[begin Input]

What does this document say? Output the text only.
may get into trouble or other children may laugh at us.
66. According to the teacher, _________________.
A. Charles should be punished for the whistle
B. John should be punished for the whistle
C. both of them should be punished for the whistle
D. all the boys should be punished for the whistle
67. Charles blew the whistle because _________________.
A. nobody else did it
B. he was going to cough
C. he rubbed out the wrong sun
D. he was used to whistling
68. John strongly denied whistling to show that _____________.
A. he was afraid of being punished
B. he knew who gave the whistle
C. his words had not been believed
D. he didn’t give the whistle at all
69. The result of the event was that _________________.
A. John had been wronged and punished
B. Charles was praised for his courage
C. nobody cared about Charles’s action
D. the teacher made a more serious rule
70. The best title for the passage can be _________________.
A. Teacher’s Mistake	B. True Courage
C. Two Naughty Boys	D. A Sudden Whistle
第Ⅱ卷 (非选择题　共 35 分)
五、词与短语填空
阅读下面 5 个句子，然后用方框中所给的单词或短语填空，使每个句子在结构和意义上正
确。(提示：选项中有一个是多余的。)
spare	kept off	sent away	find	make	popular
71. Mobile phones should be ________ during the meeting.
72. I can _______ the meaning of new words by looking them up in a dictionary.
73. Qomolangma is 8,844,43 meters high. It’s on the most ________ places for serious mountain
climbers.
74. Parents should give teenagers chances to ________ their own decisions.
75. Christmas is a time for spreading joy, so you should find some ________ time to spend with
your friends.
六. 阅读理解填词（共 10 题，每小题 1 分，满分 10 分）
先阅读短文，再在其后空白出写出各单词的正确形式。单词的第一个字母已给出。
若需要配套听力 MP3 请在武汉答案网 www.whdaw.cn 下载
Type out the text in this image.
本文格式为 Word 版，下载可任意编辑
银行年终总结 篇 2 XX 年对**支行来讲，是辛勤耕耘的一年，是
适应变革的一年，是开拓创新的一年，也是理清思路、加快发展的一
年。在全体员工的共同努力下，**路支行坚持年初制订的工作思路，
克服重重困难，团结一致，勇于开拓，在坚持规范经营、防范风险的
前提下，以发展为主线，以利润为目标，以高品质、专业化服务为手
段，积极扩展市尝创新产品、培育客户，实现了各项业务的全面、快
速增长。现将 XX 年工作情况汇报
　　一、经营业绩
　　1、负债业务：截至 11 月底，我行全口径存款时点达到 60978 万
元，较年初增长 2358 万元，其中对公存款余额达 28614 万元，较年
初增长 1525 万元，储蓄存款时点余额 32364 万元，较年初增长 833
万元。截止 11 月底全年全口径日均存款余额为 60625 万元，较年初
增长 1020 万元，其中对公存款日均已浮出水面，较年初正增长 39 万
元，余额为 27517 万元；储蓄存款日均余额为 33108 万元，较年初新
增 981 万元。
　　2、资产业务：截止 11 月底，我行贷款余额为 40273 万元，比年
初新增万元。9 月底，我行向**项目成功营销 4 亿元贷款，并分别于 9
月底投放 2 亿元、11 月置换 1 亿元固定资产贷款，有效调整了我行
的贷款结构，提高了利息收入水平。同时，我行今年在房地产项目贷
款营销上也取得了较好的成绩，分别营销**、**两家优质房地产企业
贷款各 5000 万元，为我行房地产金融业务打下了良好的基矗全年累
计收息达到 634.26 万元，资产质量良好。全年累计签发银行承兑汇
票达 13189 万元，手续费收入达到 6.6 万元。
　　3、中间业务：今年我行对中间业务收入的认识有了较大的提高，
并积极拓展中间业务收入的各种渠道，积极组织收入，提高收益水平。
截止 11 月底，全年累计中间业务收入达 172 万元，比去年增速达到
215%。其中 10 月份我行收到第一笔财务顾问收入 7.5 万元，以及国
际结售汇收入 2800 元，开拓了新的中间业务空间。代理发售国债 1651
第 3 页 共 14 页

[end Input]

• Written task: Please set down the whole listing above without altering a single line.

• Reply to the exercise:
What does this document say? Output the text only.
may get into trouble or other children may laugh at us.
66. According to the teacher, _________________.
A. Charles should be punished for the whistle
B. John should be punished for the whistle
C. both of them should be punished for the whistle
D. all the boys should be punished for the whistle
67. Charles blew the whistle because _________________.
A. nobody else did it
B. he was going to cough
C. he rubbed out the wrong sun
D. he was used to whistling
68. John strongly denied whistling to show that _____________.
A. he was afraid of being punished
B. he knew who gave the whistle
C. his words had not been believed
D. he didn’t give the whistle at all
69. The result of the event was that _________________.
A. John had been wronged and punished
B. Charles was praised for his courage
C. nobody cared about Charles’s action
D. the teacher made a more serious rule
70. The best title for the passage can be _________________.
A. Teacher’s Mistake	B. True Courage
C. Two Naughty Boys	D. A Sudden Whistle
第Ⅱ卷 (非选择题　共 35 分)
五、词与短语填空
阅读下面 5 个句子，然后用方框中所给的单词或短语填空，使每个句子在结构和意义上正
确。(提示：选项中有一个是多余的。)
spare	kept off	sent away	find	make	popular
71. Mobile phones should be ________ during the meeting.
72. I can _______ the meaning of new words by looking them up in a dictionary.
73. Qomolangma is 8,844,43 meters high. It’s on the most ________ places for serious mountain
climbers.
74. Parents should give teenagers chances to ________ their own decisions.
75. Christmas is a time for spreading joy, so you should find some ________ time to spend with
your friends.
六. 阅读理解填词（共 10 题，每小题 1 分，满分 10 分）
先阅读短文，再在其后空白出写出各单词的正确形式。单词的第一个字母已给出。
若需要配套听力 MP3 请在武汉答案网 www.whdaw.cn 下载
Type out the text in this image.
本文格式为 Word 版，下载可任意编辑
银行年终总结 篇 2 XX 年对**支行来讲，是辛勤耕耘的一年，是
适应变革的一年，是开拓创新的一年，也是理清思路、加快发展的一
年。在全体员工的共同努力下，**路支行坚持年初制订的工作思路，
克服重重困难，团结一致，勇于开拓，在坚持规范经营、防范风险的
前提下，以发展为主线，以利润为目标，以高品质、专业化服务为手
段，积极扩展市尝创新产品、培育客户，实现了各项业务的全面、快
速增长。现将 XX 年工作情况汇报
　　一、经营业绩
　　1、负债业务：截至 11 月底，我行全口径存款时点达到 60978 万
元，较年初增长 2358 万元，其中对公存款余额达 28614 万元，较年
初增长 1525 万元，储蓄存款时点余额 32364 万元，较年初增长 833
万元。截止 11 月底全年全口径日均存款余额为 60625 万元，较年初
增长 1020 万元，其中对公存款日均已浮出水面，较年初正增长 39 万
元，余额为 27517 万元；储蓄存款日均余额为 33108 万元，较年初新
增 981 万元。
　　2、资产业务：截止 11 月底，我行贷款余额为 40273 万元，比年
初新增万元。9 月底，我行向**项目成功营销 4 亿元贷款，并分别于 9
月底投放 2 亿元、11 月置换 1 亿元固定资产贷款，有效调整了我行
的贷款结构，提高了利息收入水平。同时，我行今年在房地产项目贷
款营销上也取得了较好的成绩，分别营销**、**两家优质房地产企业
贷款各 5000 万元，为我行房地产金融业务打下了良好的基矗全年累
计收息达到 634.26 万元，资产质量良好。全年累计签发银行承兑汇
票达 13189 万元，手续费收入达到 6.6 万元。
　　3、中间业务：今年我行对中间业务收入的认识有了较大的提高，
并积极拓展中间业务收入的各种渠道，积极组织收入，提高收益水平。
截止 11 月底，全年累计中间业务收入达 172 万元，比去年增速达到
215%。其中 10 月份我行收到第一笔财务顾问收入 7.5 万元，以及国
际结售汇收入 2800 元，开拓了新的中间业务空间。代理发售国债 1651
第 3 页 共 14 页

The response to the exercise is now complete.